═══ BRONTEKST

Maar terwijl sommigen facilitymanagement nu als een versterkte rentabiliteitsmotor ervaren, zien anderen het nog altijd gewoon als een zuivere kostenpost. “En toch: bedrijven die met externe leveranciers werken, kunnen eisen formuleren over de resultaten en boetes opleggen als deze niet conform de bepalingen van het contract zijn,” benadrukt Stanislas de Pierpont, algemeen directeur van Axima Services, een filiaal van Sueztak Energy Services dat gespecialiseerd is in het technisch en energiebeheer van gebouwen. Axima Services kiest resoluut voor de praktijk van resultaatsverbintenissen ( service level agreements).
Eén tendens lijkt echter duidelijk: ondernemingen trachten zich te concentreren op hun kernactiviteit en ontdoen zich van secundaire functies zoals de algemene diensten. De strijd tussen doen en laten doen, wordt stilaan beslecht in het voordeel van het Angelsaksische model.
De mentaliteit verandert ook, en sommigen zien daarin de hand van de beroepsvereniging IFMA. “De Belgische IFMA-tak bestaat nochtans al sinds 1990. Maar de organisatie heeft lang gezwoegd om uit de coulissen te komen,” betreurt Marcel Eeckhout, IFMA-voorzitter van 2000 tot 2005 en oprichter van MCS, een Antwerps bureau dat gespecialiseerd is in de ontwikkeling en implementatie van allerlei facilitymanagementsoftware.
Het beste bewijs voor deze toenemende invloed is het aantal IFMA-leden: van 30 naar 350 in amper vijf jaar. “Die verandering is te danken aan een veel doelgerichter informatiebeleid. Onze thema’s – benchmarking, energie-efficiëntie van gebouwen, mobiliteit, … – spreken de bedrijven en hun beheerders direct aan,” merkt Marcel Eeckhout op. En het zijn overigens niet alleen de bedrijven die interesse tonen. “We krijgen ook veel vragen naar informatie van ministeries, gemeentebesturen en universiteiten,” somt Eeckhout op. “Vele daarvan lijken klaar om over te schakelen naar de operationele fase.”

══════
═══ BRONGEGEVENS

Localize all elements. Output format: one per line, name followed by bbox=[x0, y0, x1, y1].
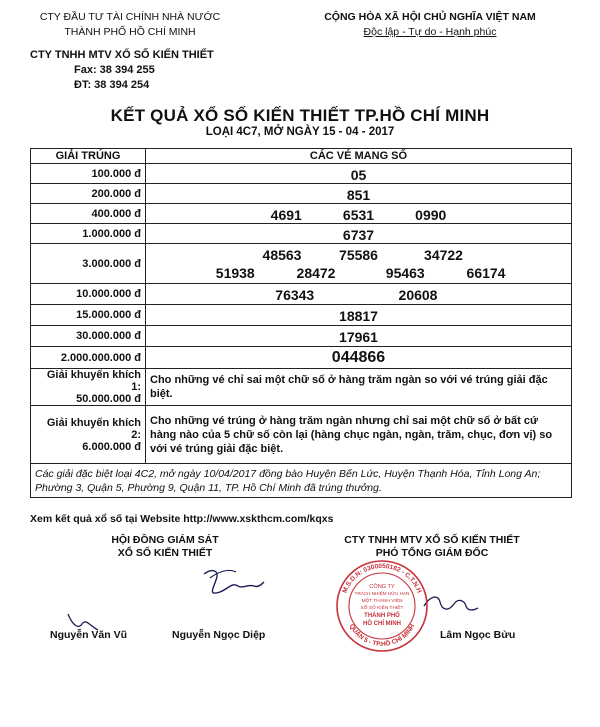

══════

OPDRACHTEN:
a - Hoeveel leden had IFMA volgens de brontekst na amper vijf jaar?
b - Typ het stuk uit de brontekst letterlijk over, beginnend bij "De mentaliteit verandert" en eindigend bij "van allerlei facilitymanagementsoftware.".

UITWERKINGEN:
a - IFMA had 350 leden, tegen 30 vijf jaar eerder.

b -
De mentaliteit verandert ook, en sommigen zien daarin de hand van de beroepsvereniging IFMA. “De Belgische IFMA-tak bestaat nochtans al sinds 1990. Maar de organisatie heeft lang gezwoegd om uit de coulissen te komen,” betreurt Marcel Eeckhout, IFMA-voorzitter van 2000 tot 2005 en oprichter van MCS, een Antwerps bureau dat gespecialiseerd is in de ontwikkeling en implementatie van allerlei facilitymanagementsoftware.